Problem statement ▸
Among the records below, find each line that includes the string "товарищъ" and copy it.
** start of Provided records **
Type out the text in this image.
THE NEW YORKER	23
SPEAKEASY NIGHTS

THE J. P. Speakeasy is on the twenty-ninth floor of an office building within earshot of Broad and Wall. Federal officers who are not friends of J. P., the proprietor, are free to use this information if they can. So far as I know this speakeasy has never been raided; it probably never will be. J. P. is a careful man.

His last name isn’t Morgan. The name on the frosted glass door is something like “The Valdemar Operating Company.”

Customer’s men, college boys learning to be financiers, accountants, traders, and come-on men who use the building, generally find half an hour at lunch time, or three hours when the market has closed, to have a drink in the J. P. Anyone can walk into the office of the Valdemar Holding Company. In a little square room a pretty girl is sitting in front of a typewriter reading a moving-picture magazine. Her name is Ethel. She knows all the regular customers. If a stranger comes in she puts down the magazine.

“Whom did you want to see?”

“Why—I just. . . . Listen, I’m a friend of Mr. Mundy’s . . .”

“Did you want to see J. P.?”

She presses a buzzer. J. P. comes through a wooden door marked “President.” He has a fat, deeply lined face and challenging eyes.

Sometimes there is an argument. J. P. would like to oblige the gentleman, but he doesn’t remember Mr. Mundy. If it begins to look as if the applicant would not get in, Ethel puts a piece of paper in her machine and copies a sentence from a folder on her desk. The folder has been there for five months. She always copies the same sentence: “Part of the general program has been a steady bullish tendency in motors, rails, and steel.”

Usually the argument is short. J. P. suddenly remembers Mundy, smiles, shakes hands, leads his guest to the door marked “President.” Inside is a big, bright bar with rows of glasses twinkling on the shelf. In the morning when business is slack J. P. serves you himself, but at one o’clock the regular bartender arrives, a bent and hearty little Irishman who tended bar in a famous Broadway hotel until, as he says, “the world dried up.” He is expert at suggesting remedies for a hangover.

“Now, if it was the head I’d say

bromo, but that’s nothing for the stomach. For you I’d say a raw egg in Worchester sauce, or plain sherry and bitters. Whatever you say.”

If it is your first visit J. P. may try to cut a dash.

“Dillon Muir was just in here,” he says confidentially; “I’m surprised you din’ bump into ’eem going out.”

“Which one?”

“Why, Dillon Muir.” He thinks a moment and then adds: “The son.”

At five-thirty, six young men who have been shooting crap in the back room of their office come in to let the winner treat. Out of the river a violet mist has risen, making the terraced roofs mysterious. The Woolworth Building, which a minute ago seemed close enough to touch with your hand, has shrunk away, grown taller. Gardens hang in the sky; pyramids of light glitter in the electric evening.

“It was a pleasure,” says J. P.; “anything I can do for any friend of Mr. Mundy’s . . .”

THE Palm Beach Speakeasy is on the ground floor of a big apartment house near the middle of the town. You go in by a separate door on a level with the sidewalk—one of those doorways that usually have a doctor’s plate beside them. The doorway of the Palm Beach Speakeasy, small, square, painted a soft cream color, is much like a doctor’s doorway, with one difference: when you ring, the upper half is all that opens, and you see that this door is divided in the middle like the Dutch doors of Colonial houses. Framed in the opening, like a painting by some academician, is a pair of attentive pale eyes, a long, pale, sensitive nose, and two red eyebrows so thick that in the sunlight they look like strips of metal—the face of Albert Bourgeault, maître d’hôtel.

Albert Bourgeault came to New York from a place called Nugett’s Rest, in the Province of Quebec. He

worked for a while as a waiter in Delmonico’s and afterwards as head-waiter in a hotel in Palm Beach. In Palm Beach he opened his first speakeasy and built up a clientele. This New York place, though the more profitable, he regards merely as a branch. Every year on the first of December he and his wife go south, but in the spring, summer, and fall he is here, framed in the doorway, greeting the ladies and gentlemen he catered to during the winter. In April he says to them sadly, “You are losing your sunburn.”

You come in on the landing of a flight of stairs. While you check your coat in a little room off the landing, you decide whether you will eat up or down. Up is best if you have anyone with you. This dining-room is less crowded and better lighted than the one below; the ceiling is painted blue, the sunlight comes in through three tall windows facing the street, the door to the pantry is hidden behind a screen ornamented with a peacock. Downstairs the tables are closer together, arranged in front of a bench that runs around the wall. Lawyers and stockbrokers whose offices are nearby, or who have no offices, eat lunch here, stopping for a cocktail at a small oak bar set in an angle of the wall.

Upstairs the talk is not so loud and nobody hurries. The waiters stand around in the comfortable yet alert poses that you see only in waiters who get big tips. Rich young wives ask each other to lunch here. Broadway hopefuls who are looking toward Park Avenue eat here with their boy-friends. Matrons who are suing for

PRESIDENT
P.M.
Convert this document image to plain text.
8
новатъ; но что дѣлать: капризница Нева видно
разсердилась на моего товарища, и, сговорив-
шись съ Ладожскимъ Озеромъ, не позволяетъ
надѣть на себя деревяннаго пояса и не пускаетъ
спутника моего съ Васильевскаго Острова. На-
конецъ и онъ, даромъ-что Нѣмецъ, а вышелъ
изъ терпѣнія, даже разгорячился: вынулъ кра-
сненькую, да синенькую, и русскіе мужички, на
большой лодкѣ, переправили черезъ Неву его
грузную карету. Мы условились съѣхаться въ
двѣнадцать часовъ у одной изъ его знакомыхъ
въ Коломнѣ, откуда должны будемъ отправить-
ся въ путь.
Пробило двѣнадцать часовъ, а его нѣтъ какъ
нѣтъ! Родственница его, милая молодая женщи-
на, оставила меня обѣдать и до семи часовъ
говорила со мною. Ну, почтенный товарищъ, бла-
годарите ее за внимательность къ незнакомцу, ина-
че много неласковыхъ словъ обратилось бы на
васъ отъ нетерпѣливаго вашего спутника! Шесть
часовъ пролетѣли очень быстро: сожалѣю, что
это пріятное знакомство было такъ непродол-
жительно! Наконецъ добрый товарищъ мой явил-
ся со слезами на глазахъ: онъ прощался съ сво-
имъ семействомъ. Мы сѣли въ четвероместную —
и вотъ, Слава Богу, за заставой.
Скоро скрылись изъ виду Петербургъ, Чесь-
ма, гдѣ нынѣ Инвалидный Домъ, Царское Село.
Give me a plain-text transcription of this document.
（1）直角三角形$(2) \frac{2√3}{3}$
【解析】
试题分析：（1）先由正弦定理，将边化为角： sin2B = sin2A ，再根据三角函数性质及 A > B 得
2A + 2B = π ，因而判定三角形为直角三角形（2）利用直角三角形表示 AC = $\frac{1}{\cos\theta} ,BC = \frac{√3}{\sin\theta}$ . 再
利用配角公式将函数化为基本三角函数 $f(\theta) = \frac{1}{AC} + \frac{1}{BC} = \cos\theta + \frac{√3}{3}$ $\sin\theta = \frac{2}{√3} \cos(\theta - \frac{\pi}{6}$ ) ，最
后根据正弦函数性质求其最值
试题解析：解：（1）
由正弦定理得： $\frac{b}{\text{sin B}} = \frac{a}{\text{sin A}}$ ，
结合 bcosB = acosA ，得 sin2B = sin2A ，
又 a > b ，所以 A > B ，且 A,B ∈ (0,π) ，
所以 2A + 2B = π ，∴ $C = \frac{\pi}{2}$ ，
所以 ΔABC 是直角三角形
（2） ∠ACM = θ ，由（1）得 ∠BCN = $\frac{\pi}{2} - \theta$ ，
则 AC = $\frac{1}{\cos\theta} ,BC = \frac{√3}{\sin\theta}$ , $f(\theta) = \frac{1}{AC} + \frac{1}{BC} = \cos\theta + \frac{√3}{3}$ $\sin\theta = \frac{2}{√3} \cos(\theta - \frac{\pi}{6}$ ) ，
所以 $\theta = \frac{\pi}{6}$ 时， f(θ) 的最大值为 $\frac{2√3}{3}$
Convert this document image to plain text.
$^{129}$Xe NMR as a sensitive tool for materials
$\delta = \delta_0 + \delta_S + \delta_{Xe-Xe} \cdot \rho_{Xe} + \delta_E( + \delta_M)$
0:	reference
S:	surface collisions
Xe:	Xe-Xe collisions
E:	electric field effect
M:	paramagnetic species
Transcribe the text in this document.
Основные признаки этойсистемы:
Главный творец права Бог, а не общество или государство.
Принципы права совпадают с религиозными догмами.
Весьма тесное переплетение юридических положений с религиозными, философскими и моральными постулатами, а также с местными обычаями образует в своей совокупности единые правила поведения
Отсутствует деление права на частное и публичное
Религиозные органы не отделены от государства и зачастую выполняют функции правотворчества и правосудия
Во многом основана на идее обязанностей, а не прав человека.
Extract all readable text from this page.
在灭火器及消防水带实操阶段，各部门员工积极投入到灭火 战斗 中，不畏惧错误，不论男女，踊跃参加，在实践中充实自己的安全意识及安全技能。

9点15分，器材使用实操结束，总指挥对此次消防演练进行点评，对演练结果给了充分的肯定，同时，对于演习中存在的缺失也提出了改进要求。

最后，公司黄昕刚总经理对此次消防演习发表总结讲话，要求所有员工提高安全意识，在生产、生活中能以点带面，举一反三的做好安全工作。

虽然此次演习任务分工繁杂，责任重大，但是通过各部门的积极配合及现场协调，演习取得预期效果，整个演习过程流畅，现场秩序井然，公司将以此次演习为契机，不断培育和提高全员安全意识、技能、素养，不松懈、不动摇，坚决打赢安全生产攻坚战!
** end of Provided records **
Exercise response ▸
говорила со мною. Ну, почтенный товарищъ, бла-
жительно! Наконецъ добрый товарищъ мой явил-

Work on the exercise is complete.